## PROBLEM TO WORK ON
Copy out lines with the word "concepts" from the material that follows.

┄┄┄┄┄┄

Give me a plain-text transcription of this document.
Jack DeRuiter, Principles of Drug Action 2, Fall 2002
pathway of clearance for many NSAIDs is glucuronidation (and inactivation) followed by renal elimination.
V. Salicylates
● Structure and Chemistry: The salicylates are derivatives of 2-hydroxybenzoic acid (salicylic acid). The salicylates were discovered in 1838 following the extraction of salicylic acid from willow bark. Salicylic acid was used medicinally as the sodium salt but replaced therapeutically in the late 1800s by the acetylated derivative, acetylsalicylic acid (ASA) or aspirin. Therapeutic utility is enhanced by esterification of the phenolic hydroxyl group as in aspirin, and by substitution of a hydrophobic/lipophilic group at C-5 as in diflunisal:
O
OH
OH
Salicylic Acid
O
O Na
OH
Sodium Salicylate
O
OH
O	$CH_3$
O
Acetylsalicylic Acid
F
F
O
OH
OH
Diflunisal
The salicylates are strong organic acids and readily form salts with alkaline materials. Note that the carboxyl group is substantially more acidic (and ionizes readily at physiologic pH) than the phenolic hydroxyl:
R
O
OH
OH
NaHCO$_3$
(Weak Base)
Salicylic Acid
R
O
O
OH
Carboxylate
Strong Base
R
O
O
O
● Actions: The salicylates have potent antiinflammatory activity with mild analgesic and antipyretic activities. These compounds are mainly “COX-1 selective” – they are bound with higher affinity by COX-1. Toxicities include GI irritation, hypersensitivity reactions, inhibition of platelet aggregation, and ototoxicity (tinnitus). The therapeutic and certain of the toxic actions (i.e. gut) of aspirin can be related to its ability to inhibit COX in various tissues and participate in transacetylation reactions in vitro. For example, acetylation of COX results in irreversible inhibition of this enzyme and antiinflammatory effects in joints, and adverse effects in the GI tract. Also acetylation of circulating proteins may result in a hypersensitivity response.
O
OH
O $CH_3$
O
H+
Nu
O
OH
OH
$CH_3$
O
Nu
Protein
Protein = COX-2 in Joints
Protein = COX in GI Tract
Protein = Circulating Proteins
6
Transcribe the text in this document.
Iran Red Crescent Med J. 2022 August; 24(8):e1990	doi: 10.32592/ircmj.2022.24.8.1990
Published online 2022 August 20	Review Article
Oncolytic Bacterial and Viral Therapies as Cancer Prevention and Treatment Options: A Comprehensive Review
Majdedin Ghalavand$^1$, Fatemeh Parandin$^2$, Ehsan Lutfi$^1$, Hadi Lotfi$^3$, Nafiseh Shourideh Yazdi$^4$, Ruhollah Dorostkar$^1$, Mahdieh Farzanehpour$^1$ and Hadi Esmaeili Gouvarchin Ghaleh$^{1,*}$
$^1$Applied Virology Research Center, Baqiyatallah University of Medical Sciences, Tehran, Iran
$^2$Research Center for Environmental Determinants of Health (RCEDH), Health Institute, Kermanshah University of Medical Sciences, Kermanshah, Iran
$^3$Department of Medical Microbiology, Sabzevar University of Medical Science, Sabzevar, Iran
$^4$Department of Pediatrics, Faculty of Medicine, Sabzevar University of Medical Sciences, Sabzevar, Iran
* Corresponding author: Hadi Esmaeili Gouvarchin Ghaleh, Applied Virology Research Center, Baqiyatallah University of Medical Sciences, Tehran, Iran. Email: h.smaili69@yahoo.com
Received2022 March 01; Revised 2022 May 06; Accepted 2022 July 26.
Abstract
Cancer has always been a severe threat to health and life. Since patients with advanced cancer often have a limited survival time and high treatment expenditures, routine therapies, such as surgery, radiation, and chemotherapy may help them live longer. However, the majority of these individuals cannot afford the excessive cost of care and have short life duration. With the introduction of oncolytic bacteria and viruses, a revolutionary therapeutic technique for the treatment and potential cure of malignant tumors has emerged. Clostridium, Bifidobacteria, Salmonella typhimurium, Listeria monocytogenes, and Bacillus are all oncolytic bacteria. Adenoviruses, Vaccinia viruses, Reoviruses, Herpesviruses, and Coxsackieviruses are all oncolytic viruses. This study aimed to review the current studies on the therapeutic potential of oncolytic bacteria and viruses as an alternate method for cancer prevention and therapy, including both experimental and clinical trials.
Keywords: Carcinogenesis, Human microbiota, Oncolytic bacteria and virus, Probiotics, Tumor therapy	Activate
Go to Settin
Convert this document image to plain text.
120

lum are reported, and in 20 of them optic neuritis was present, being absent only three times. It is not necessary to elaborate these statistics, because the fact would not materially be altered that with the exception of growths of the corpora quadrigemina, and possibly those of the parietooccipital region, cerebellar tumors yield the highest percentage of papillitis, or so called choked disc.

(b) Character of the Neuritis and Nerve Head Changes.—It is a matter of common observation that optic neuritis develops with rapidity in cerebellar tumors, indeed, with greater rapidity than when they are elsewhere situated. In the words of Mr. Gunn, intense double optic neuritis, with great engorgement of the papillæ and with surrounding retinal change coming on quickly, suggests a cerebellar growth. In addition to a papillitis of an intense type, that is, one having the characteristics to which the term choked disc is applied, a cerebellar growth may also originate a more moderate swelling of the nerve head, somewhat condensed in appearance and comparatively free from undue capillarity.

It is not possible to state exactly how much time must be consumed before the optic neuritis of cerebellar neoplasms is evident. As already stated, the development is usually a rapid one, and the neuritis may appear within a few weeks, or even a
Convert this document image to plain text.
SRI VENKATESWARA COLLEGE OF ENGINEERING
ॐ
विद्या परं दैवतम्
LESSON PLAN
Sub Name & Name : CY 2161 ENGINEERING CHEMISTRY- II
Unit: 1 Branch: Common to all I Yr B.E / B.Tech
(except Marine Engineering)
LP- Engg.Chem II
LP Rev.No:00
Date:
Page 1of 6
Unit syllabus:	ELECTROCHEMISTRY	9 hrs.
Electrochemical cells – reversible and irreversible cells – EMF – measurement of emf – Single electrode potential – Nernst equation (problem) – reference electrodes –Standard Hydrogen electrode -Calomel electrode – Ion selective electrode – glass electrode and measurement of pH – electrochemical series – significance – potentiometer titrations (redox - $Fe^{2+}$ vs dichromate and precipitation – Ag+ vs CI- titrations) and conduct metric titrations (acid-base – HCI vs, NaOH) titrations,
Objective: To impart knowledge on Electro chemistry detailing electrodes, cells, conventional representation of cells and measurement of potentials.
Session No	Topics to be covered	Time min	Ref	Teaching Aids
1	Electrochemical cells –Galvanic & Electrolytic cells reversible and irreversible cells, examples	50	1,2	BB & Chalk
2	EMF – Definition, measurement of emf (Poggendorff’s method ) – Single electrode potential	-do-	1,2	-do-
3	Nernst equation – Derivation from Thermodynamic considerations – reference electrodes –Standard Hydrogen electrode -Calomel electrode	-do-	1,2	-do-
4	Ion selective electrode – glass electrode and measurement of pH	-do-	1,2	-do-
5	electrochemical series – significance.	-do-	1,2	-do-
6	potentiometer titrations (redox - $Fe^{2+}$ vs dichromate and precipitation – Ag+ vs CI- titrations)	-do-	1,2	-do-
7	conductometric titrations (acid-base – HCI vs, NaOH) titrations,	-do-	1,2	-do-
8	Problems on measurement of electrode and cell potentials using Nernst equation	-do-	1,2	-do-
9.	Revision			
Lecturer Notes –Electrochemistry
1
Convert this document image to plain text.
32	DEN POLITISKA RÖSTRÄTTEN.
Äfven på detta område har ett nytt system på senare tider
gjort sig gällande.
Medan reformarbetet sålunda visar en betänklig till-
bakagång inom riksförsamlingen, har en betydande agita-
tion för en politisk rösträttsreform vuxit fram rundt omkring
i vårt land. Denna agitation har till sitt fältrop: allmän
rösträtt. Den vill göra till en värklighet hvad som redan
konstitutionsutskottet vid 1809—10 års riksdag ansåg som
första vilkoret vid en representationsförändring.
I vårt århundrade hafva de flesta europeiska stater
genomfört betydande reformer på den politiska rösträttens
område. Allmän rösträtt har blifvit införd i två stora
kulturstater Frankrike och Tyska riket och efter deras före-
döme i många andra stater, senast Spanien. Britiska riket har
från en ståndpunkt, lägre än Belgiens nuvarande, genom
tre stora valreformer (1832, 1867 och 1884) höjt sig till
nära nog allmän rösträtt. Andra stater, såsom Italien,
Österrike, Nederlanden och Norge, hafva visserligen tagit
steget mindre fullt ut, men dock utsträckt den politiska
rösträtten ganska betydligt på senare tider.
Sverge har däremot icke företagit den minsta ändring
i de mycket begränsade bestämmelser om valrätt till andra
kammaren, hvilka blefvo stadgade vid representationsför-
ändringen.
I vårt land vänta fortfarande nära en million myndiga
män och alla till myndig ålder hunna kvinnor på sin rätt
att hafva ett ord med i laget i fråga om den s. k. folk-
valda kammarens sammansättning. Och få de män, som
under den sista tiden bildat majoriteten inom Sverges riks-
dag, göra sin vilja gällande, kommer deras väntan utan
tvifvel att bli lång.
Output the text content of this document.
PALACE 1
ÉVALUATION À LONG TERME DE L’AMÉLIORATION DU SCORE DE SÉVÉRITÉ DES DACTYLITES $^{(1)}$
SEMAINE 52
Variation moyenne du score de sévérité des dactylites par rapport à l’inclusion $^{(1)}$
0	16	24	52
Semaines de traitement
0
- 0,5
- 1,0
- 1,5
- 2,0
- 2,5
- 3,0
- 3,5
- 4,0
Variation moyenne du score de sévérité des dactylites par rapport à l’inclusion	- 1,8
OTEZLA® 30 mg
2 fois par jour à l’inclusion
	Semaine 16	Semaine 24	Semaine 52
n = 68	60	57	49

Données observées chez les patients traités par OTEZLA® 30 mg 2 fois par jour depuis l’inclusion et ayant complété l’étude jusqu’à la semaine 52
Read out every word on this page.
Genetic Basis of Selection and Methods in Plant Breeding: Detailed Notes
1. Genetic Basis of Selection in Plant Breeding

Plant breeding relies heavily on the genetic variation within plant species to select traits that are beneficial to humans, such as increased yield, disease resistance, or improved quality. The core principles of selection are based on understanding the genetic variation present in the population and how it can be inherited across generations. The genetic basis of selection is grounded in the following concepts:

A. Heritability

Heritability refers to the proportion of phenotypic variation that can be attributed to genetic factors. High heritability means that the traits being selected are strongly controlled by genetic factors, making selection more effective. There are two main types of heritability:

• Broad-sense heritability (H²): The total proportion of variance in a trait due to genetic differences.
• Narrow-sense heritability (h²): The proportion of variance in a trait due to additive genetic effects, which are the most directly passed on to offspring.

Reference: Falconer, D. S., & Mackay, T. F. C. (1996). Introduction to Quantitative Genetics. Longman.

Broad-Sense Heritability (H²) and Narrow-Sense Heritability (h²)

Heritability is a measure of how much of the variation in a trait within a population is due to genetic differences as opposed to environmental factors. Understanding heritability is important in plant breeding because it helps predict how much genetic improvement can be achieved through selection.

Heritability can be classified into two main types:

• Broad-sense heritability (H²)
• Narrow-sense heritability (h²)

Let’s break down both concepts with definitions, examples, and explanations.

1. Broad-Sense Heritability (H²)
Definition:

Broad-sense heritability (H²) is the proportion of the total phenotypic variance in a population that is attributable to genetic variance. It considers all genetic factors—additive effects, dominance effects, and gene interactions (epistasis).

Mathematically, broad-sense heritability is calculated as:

┄┄┄┄┄┄

## TASK RESULT
Plant breeding relies heavily on the genetic variation within plant species to select traits that are beneficial to humans, such as increased yield, disease resistance, or improved quality. The core principles of selection are based on understanding the genetic variation present in the population and how it can be inherited across generations. The genetic basis of selection is grounded in the following concepts:
Let’s break down both concepts with definitions, examples, and explanations.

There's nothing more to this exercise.